▸ **TASK INSTRUCTIONS**: Show every line in the entries below where the word "Relative" appears.

>> start RECORDS TO PROCESS

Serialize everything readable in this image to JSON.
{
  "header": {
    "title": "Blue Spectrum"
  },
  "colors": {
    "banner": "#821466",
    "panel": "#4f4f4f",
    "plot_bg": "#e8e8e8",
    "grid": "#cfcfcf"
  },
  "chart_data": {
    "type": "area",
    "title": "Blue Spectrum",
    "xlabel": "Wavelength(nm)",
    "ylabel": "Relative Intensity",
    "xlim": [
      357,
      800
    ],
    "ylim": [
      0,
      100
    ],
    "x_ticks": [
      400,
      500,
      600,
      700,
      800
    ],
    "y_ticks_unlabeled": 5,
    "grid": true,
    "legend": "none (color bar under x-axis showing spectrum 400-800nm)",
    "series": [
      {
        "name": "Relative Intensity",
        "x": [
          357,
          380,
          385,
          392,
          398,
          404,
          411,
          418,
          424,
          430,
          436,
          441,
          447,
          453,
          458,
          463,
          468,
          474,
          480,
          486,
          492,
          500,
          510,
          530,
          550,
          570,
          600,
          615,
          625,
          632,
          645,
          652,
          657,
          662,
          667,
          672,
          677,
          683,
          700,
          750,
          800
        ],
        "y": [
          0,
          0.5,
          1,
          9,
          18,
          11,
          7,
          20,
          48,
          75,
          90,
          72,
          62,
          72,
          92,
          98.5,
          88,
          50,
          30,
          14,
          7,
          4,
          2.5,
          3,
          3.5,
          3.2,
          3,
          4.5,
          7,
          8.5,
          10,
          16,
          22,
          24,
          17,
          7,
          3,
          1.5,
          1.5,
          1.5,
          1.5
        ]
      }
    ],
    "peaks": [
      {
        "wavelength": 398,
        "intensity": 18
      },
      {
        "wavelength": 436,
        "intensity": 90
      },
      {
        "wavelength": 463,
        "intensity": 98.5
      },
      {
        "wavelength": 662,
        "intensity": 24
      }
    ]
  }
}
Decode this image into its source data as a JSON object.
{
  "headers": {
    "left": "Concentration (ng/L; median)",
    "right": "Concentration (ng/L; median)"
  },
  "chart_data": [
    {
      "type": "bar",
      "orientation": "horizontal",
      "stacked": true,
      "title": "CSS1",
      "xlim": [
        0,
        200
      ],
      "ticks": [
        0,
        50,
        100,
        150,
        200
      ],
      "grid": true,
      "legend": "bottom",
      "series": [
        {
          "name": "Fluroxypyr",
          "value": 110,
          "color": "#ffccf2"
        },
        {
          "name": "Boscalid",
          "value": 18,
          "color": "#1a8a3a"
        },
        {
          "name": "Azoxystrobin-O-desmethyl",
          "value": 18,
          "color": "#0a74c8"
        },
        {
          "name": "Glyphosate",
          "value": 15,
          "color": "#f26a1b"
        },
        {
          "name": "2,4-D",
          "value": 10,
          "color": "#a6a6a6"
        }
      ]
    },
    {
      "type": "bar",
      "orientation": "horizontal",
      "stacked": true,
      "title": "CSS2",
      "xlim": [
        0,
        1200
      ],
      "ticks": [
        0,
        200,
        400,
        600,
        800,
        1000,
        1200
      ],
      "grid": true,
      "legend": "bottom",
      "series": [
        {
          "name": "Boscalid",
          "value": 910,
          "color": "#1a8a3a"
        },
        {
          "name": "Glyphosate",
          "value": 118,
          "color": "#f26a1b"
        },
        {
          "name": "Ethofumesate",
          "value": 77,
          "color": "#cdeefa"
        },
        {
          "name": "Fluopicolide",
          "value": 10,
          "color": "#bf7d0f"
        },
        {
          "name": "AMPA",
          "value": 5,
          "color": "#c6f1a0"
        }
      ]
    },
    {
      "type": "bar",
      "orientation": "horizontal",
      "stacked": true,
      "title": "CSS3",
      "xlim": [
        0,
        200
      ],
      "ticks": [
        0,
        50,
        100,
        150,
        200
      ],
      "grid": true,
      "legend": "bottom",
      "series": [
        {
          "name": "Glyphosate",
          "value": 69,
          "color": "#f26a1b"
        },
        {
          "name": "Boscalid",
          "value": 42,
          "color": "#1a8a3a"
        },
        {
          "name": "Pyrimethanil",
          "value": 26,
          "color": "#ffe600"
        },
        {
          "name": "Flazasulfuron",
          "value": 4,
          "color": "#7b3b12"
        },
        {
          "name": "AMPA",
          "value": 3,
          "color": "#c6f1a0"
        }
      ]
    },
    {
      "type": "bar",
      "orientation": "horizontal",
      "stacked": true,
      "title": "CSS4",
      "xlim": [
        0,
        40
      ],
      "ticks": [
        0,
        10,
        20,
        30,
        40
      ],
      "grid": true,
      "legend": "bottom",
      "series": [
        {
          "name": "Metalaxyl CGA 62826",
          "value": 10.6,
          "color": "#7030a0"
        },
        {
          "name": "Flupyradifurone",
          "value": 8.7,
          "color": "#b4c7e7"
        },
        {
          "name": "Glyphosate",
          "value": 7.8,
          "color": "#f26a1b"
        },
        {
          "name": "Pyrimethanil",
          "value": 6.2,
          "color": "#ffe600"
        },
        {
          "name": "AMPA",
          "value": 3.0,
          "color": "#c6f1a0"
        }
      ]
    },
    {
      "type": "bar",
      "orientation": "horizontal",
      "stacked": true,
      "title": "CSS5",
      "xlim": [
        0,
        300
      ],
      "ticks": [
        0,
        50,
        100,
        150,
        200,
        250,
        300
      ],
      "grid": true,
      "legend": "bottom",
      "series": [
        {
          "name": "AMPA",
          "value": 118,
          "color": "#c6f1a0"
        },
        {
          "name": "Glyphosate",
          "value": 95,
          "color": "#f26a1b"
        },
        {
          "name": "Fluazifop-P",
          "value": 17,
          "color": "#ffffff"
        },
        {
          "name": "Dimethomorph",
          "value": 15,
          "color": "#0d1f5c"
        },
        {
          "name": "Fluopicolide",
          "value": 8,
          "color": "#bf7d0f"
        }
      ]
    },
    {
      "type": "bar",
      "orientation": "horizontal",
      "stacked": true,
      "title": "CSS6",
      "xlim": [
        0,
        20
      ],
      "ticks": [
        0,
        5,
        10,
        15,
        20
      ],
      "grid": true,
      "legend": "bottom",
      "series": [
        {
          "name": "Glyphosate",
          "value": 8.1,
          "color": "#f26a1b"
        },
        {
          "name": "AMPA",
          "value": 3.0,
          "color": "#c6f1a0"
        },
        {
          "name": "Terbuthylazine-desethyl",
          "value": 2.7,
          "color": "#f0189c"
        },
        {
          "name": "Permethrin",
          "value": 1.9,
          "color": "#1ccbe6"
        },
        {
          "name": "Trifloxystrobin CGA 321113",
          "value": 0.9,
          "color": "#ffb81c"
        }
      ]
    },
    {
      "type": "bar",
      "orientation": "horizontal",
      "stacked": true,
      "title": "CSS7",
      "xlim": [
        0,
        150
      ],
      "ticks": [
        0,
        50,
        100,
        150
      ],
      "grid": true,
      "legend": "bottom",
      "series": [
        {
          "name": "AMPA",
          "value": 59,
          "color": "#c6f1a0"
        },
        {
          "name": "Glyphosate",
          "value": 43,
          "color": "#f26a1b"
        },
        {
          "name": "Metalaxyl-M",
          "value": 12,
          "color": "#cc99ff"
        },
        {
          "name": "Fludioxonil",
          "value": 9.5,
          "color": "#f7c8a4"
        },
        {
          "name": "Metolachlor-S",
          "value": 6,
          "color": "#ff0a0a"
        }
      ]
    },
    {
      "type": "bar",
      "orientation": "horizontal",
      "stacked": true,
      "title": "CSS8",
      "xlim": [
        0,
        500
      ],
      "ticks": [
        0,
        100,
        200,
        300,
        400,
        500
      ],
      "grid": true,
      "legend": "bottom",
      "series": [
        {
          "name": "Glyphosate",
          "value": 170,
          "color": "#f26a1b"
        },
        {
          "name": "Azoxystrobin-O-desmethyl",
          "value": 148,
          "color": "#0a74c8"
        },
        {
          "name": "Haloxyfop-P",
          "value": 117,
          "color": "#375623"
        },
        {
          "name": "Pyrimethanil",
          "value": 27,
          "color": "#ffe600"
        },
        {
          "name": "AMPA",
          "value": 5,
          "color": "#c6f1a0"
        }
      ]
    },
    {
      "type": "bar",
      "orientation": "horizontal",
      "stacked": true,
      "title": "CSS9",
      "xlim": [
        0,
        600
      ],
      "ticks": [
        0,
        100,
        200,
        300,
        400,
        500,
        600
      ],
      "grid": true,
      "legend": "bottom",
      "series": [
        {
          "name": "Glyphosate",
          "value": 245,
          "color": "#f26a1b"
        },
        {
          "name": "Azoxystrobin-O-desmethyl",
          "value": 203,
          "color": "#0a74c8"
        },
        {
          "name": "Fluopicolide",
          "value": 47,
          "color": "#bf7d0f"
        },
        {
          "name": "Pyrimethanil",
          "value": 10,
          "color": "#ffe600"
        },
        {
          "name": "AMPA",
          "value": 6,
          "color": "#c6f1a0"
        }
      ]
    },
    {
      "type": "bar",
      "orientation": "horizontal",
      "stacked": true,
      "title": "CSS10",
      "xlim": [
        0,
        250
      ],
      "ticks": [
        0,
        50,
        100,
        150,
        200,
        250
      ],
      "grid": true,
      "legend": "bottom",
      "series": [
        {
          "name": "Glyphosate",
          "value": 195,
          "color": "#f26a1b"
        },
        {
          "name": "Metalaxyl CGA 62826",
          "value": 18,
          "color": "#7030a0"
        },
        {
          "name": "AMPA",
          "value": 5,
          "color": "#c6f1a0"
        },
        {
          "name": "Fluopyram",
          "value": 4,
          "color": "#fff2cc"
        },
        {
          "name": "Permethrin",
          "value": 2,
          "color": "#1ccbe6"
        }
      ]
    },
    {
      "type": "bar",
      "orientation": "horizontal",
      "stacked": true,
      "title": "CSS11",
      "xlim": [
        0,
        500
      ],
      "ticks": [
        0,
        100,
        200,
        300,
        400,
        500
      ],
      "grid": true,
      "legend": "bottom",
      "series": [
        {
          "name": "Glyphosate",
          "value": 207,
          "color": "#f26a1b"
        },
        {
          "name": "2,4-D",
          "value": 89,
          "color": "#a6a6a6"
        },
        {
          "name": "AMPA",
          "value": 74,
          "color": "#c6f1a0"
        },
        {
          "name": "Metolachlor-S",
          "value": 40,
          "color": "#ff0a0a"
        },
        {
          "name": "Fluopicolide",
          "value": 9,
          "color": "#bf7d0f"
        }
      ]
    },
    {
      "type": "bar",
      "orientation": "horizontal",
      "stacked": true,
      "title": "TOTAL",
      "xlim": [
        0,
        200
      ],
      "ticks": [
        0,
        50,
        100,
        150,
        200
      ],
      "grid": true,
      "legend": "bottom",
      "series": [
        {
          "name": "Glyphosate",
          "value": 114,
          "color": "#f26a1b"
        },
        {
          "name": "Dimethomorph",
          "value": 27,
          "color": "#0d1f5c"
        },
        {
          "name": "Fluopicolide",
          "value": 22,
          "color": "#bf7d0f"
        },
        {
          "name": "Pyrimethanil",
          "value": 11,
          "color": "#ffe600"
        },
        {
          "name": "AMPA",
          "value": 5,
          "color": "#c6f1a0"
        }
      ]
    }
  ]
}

>> end RECORDS TO PROCESS

▸ **RESPONSE**:
    "ylabel": "Relative Intensity",
        "name": "Relative Intensity",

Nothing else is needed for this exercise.